Task instructions:
Exactly repeat the material, dropping every picture from the copy.

Stored data
========================

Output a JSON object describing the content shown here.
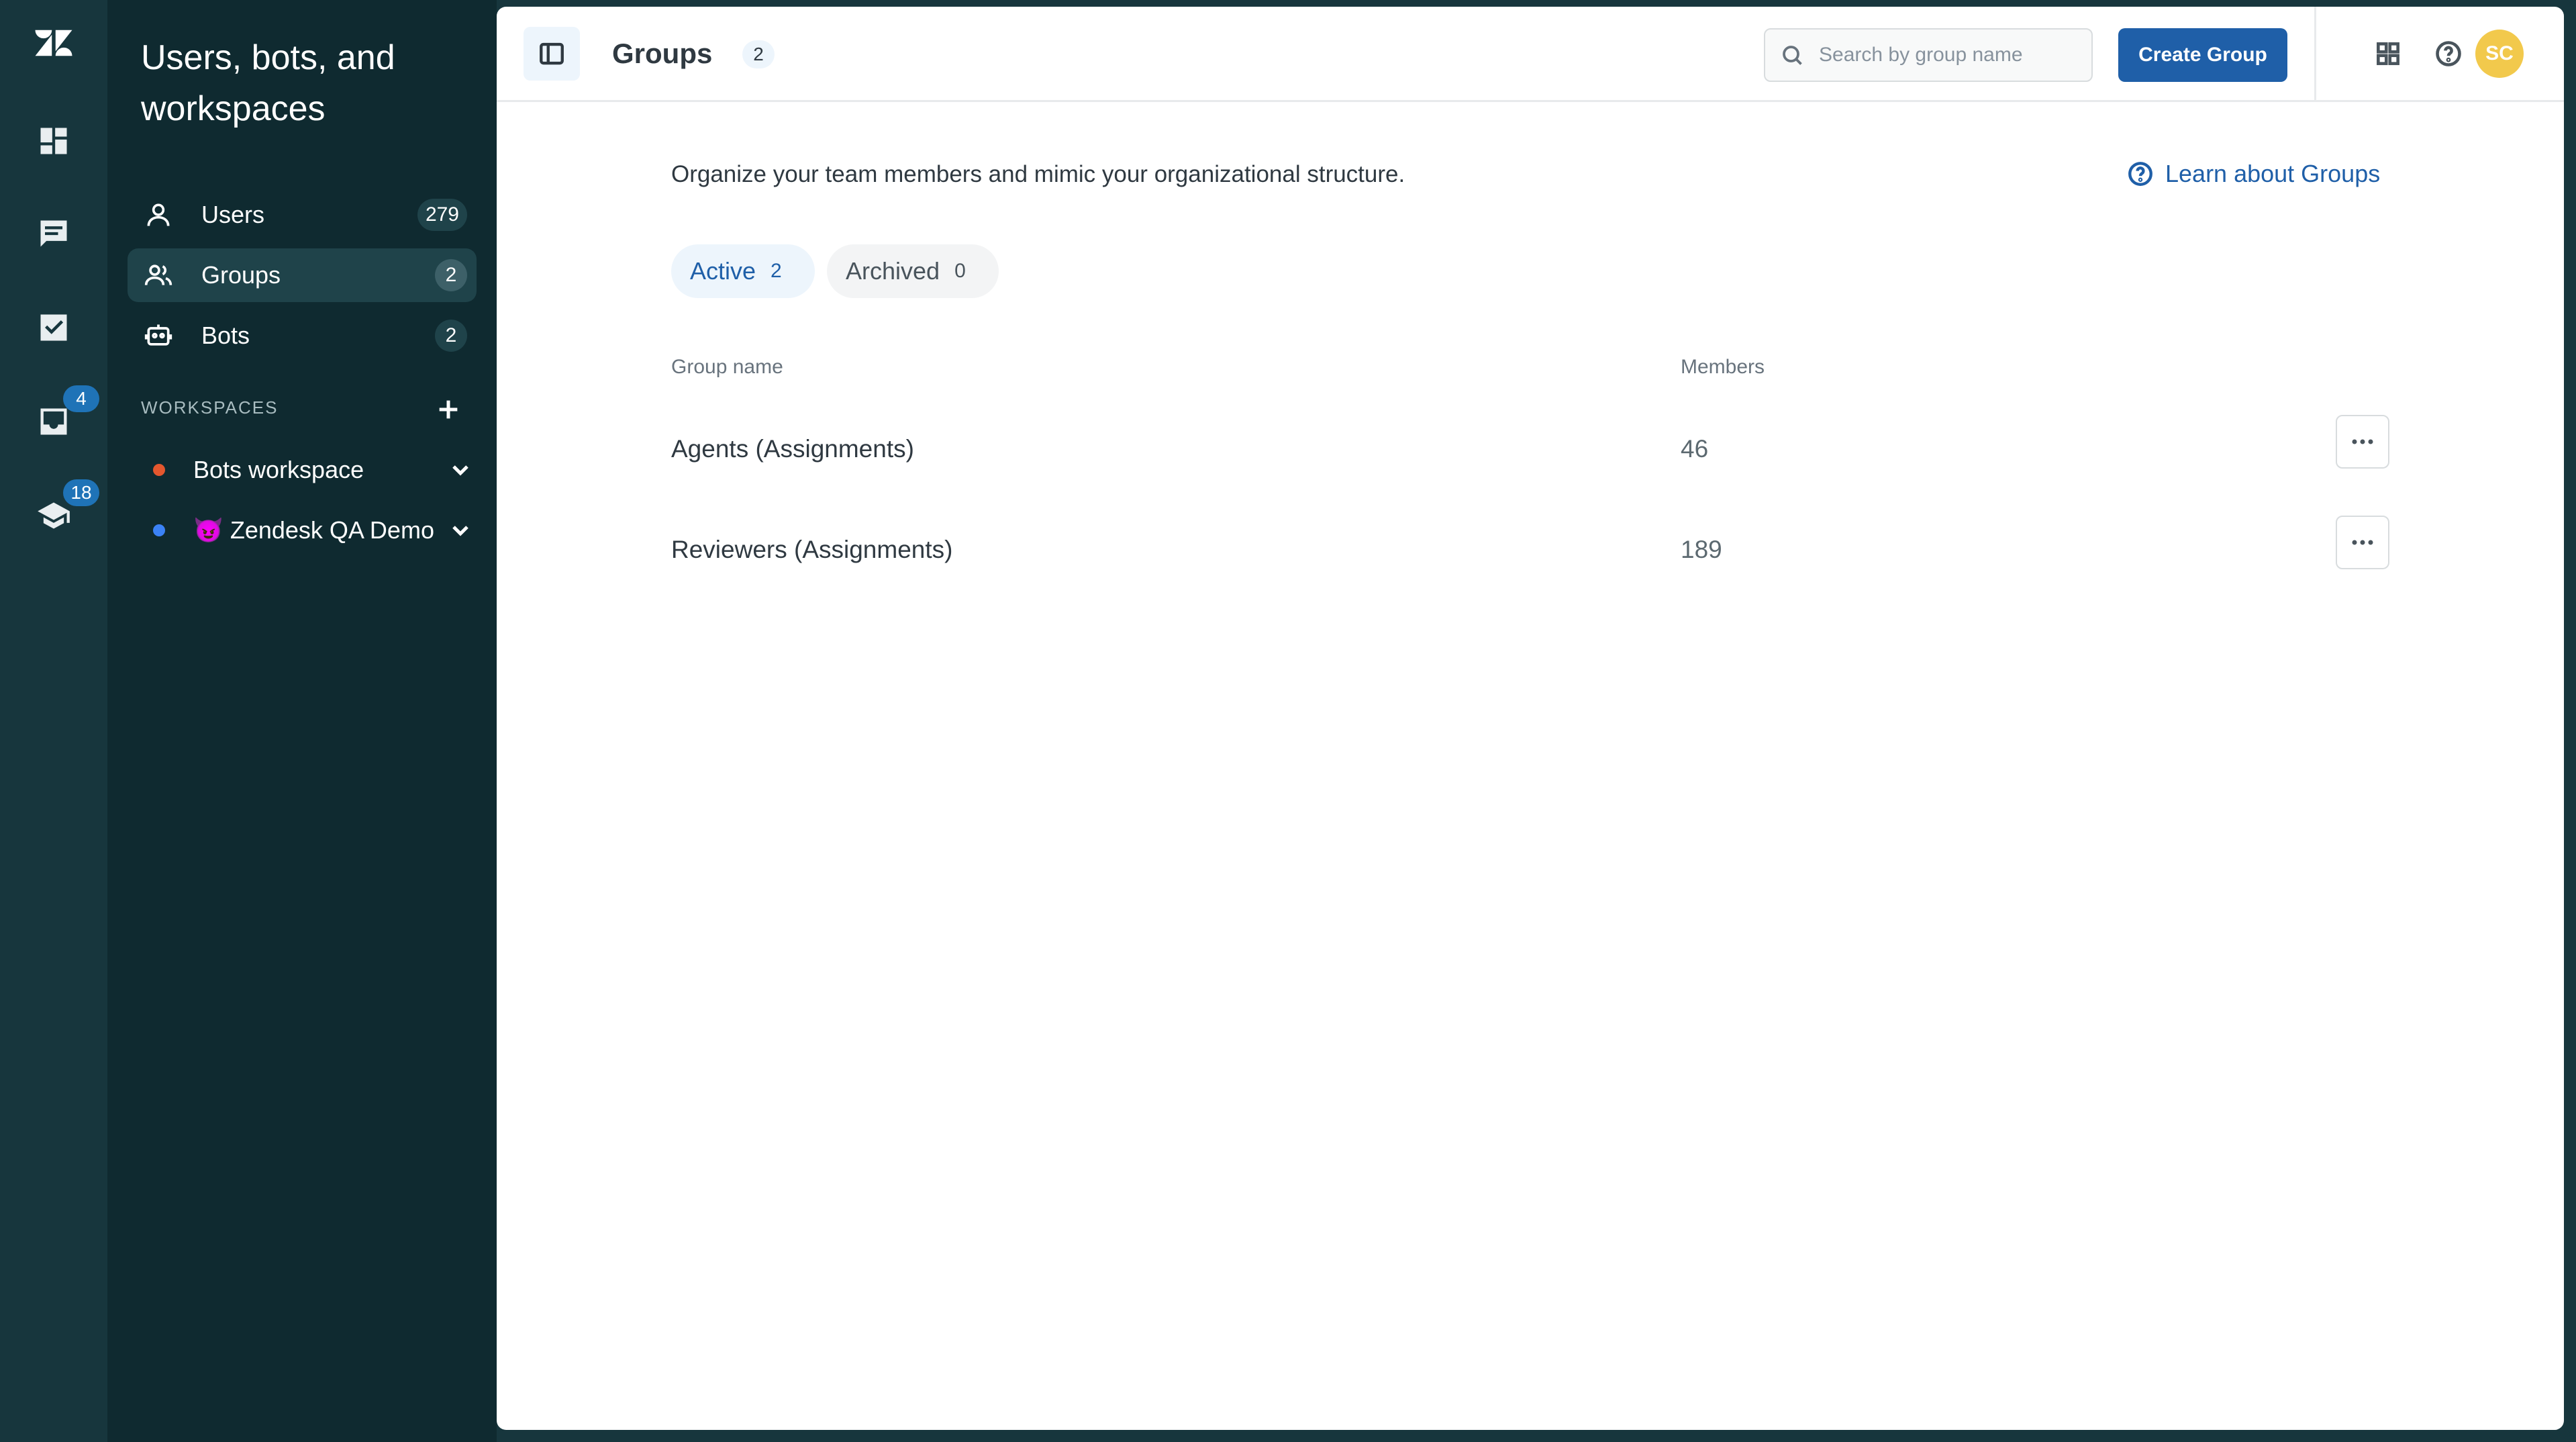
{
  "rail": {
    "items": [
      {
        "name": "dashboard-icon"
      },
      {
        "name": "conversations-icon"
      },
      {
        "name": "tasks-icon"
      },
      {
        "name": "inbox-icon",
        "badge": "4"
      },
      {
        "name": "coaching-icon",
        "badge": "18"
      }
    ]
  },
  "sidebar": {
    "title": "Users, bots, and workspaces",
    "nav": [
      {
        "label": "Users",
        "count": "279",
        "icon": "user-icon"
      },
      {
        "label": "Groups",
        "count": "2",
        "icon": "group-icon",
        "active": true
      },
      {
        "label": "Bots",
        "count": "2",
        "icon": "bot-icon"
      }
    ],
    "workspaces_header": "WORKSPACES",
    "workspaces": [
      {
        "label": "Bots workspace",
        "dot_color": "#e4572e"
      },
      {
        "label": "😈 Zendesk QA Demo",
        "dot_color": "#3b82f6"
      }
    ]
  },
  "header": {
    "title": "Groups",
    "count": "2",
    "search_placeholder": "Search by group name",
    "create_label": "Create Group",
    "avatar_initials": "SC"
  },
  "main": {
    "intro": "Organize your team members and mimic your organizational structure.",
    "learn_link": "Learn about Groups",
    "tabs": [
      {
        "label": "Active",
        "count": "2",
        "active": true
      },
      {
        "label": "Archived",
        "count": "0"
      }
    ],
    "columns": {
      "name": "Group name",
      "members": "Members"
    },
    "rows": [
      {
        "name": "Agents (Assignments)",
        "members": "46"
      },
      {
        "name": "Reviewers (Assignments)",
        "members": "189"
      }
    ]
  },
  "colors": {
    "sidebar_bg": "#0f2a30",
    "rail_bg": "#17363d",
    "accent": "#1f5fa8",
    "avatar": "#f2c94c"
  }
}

========================

Solved problem:
Output a JSON object describing the content shown here.
{
  "rail": {
    "items": [
      {
        "name": "dashboard-icon"
      },
      {
        "name": "conversations-icon"
      },
      {
        "name": "tasks-icon"
      },
      {
        "name": "inbox-icon",
        "badge": "4"
      },
      {
        "name": "coaching-icon",
        "badge": "18"
      }
    ]
  },
  "sidebar": {
    "title": "Users, bots, and workspaces",
    "nav": [
      {
        "label": "Users",
        "count": "279",
        "icon": "user-icon"
      },
      {
        "label": "Groups",
        "count": "2",
        "icon": "group-icon",
        "active": true
      },
      {
        "label": "Bots",
        "count": "2",
        "icon": "bot-icon"
      }
    ],
    "workspaces_header": "WORKSPACES",
    "workspaces": [
      {
        "label": "Bots workspace",
        "dot_color": "#e4572e"
      },
      {
        "label": "😈 Zendesk QA Demo",
        "dot_color": "#3b82f6"
      }
    ]
  },
  "header": {
    "title": "Groups",
    "count": "2",
    "search_placeholder": "Search by group name",
    "create_label": "Create Group",
    "avatar_initials": "SC"
  },
  "main": {
    "intro": "Organize your team members and mimic your organizational structure.",
    "learn_link": "Learn about Groups",
    "tabs": [
      {
        "label": "Active",
        "count": "2",
        "active": true
      },
      {
        "label": "Archived",
        "count": "0"
      }
    ],
    "columns": {
      "name": "Group name",
      "members": "Members"
    },
    "rows": [
      {
        "name": "Agents (Assignments)",
        "members": "46"
      },
      {
        "name": "Reviewers (Assignments)",
        "members": "189"
      }
    ]
  },
  "colors": {
    "sidebar_bg": "#0f2a30",
    "rail_bg": "#17363d",
    "accent": "#1f5fa8",
    "avatar": "#f2c94c"
  }
}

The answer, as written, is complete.